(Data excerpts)

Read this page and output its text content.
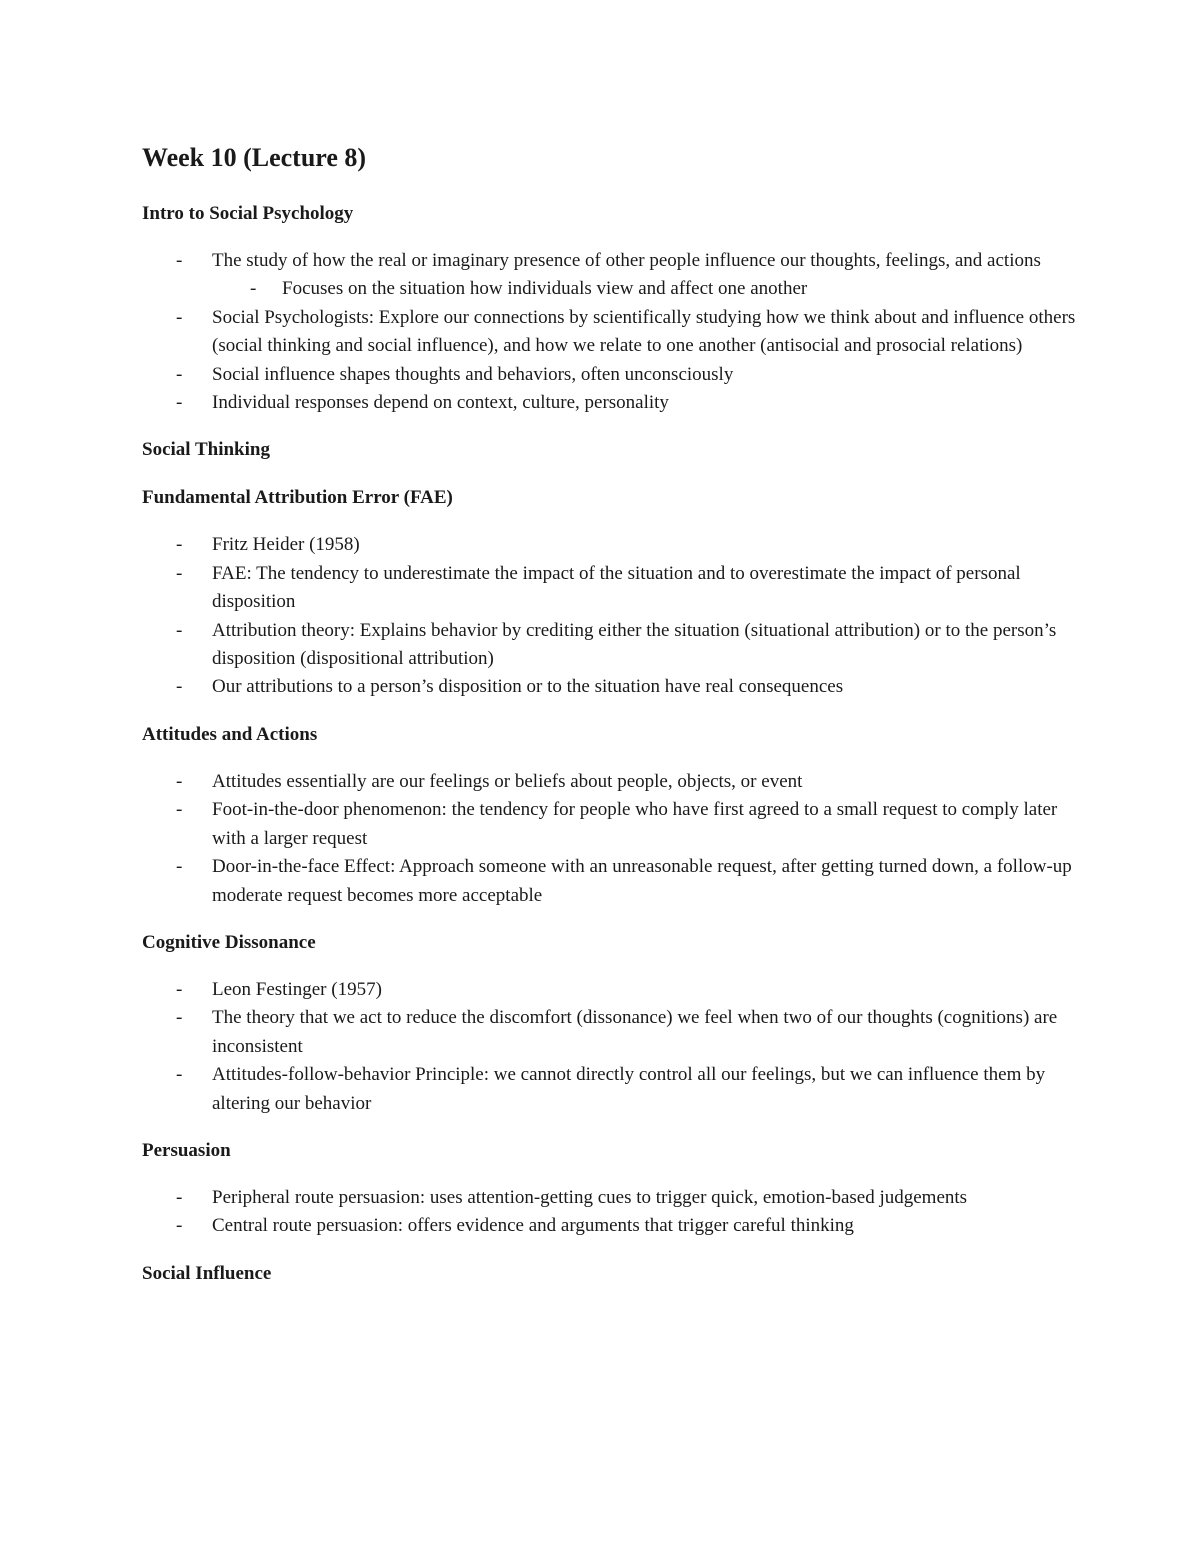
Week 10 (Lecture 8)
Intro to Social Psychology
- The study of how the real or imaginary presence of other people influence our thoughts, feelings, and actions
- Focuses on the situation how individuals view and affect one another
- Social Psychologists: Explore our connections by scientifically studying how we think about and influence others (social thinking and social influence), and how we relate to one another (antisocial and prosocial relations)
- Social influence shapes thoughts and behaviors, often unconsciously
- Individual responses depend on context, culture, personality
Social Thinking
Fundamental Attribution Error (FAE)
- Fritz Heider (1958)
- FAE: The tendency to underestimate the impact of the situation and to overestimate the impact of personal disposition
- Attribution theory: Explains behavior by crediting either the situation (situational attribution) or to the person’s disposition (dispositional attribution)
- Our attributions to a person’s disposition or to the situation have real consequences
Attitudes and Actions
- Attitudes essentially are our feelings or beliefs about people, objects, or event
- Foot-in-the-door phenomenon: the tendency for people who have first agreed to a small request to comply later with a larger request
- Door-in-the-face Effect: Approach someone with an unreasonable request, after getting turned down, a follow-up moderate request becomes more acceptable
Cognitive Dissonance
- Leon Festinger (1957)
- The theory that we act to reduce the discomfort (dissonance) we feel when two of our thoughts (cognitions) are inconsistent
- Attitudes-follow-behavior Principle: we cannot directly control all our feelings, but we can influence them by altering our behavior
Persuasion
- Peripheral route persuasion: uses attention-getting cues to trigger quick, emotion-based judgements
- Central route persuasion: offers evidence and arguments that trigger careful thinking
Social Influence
* * *
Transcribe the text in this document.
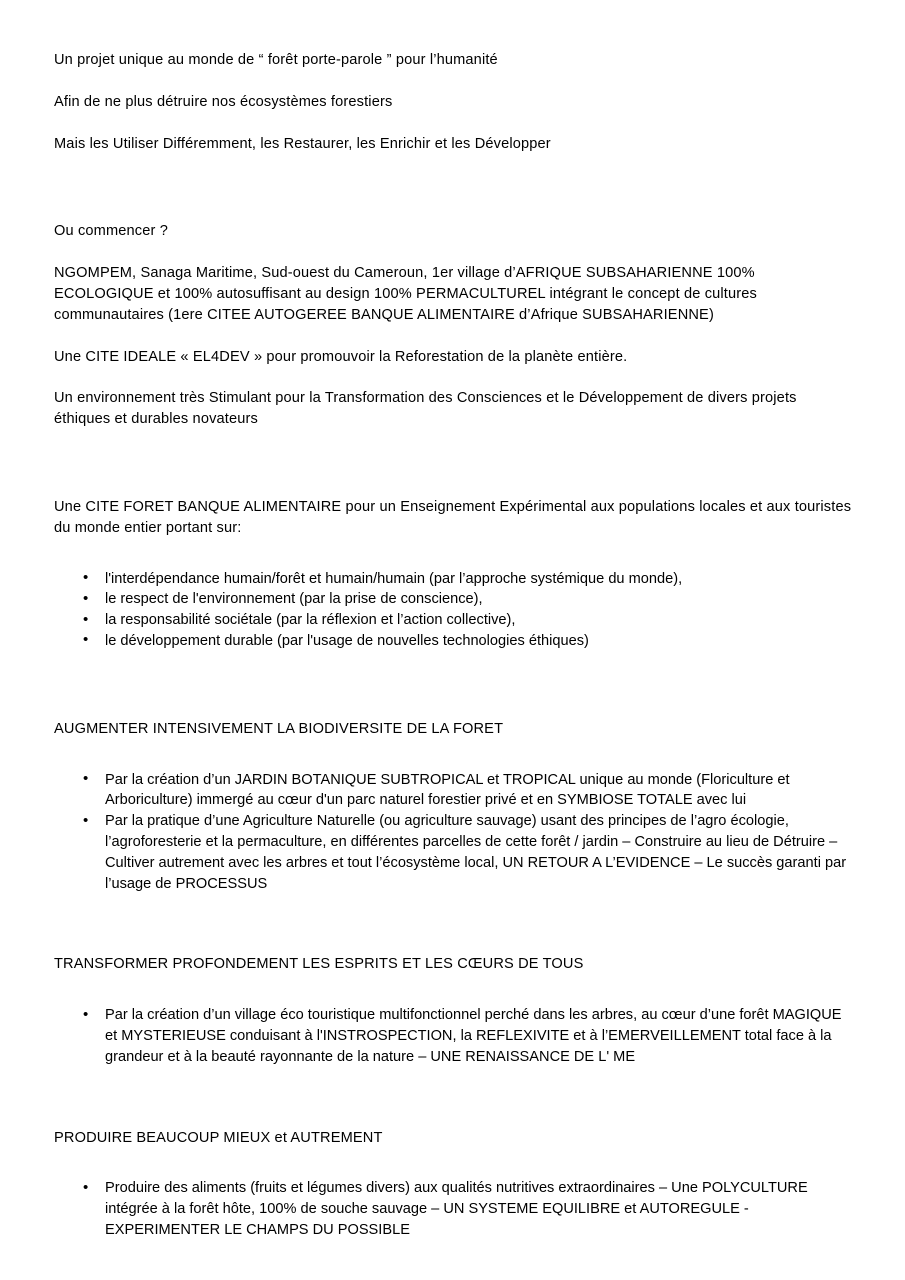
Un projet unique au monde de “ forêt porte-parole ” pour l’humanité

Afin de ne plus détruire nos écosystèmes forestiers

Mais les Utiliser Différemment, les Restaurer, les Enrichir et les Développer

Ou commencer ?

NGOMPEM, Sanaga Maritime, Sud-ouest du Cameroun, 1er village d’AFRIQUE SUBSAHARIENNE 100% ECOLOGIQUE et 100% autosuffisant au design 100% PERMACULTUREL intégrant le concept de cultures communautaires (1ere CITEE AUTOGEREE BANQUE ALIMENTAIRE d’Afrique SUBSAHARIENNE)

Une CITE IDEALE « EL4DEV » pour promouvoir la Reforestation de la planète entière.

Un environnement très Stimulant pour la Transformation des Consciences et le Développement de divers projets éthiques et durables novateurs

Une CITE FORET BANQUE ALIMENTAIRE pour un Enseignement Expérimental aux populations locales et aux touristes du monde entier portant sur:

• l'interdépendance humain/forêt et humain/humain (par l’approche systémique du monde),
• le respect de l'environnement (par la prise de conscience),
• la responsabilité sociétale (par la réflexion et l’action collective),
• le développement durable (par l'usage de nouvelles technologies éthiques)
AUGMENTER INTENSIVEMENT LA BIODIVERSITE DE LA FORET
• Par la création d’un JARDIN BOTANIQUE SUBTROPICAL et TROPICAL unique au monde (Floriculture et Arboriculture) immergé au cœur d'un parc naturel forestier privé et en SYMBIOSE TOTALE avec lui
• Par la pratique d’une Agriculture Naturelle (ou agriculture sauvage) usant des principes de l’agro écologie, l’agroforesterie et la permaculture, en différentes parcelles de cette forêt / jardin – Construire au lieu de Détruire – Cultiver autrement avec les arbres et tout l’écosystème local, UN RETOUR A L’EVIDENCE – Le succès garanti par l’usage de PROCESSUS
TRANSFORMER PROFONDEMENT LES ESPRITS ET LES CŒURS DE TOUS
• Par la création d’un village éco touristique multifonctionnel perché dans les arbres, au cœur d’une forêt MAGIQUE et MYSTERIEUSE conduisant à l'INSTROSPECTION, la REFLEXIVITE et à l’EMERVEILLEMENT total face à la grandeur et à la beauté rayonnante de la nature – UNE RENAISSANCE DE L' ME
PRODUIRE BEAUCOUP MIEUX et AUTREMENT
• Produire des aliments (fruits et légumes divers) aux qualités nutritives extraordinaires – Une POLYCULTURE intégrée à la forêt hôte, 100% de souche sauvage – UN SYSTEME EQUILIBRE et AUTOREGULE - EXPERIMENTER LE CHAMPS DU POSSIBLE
* * *
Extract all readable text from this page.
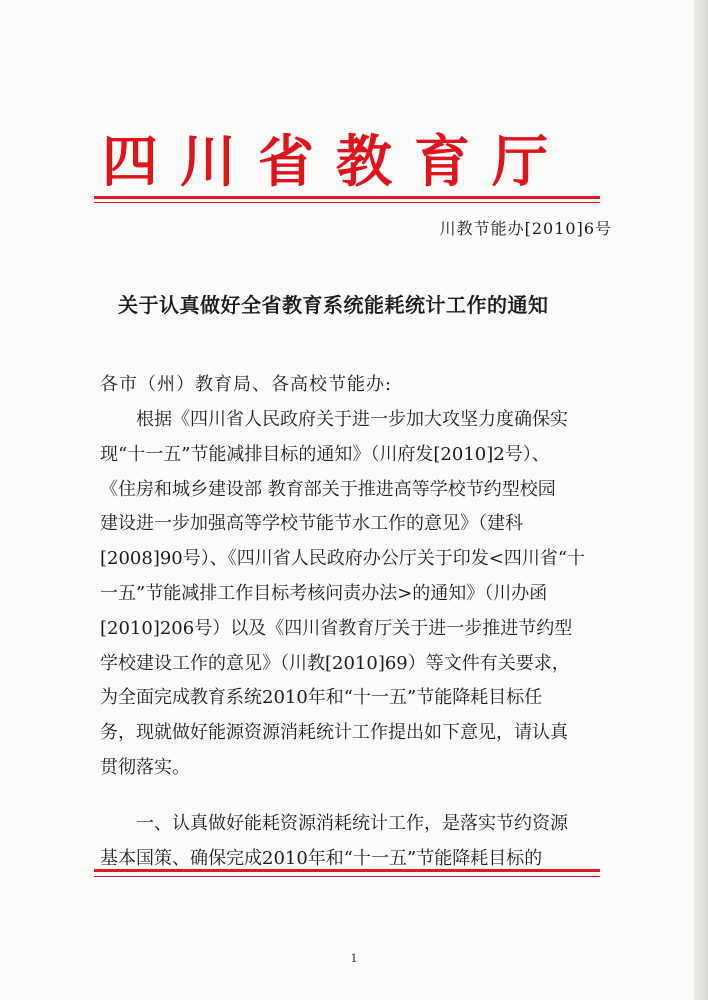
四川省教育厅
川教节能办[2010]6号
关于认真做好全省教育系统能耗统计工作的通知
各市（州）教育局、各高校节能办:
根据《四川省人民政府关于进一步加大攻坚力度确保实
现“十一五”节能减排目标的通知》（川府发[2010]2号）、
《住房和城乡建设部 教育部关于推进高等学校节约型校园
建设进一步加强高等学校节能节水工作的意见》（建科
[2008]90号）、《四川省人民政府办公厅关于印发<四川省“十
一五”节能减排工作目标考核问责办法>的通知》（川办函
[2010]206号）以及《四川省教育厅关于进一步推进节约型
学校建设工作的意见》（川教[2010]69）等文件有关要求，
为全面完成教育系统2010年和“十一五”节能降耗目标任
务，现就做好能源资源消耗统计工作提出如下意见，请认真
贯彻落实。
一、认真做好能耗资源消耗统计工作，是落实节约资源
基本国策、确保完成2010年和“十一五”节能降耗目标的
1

* The exercise
Copy out every line of the data that includes "arbres".

* Exercise solution
• Par la pratique d’une Agriculture Naturelle (ou agriculture sauvage) usant des principes de l’agro écologie, l’agroforesterie et la permaculture, en différentes parcelles de cette forêt / jardin – Construire au lieu de Détruire – Cultiver autrement avec les arbres et tout l’écosystème local, UN RETOUR A L’EVIDENCE – Le succès garanti par l’usage de PROCESSUS
• Par la création d’un village éco touristique multifonctionnel perché dans les arbres, au cœur d’une forêt MAGIQUE et MYSTERIEUSE conduisant à l'INSTROSPECTION, la REFLEXIVITE et à l’EMERVEILLEMENT total face à la grandeur et à la beauté rayonnante de la nature – UNE RENAISSANCE DE L' ME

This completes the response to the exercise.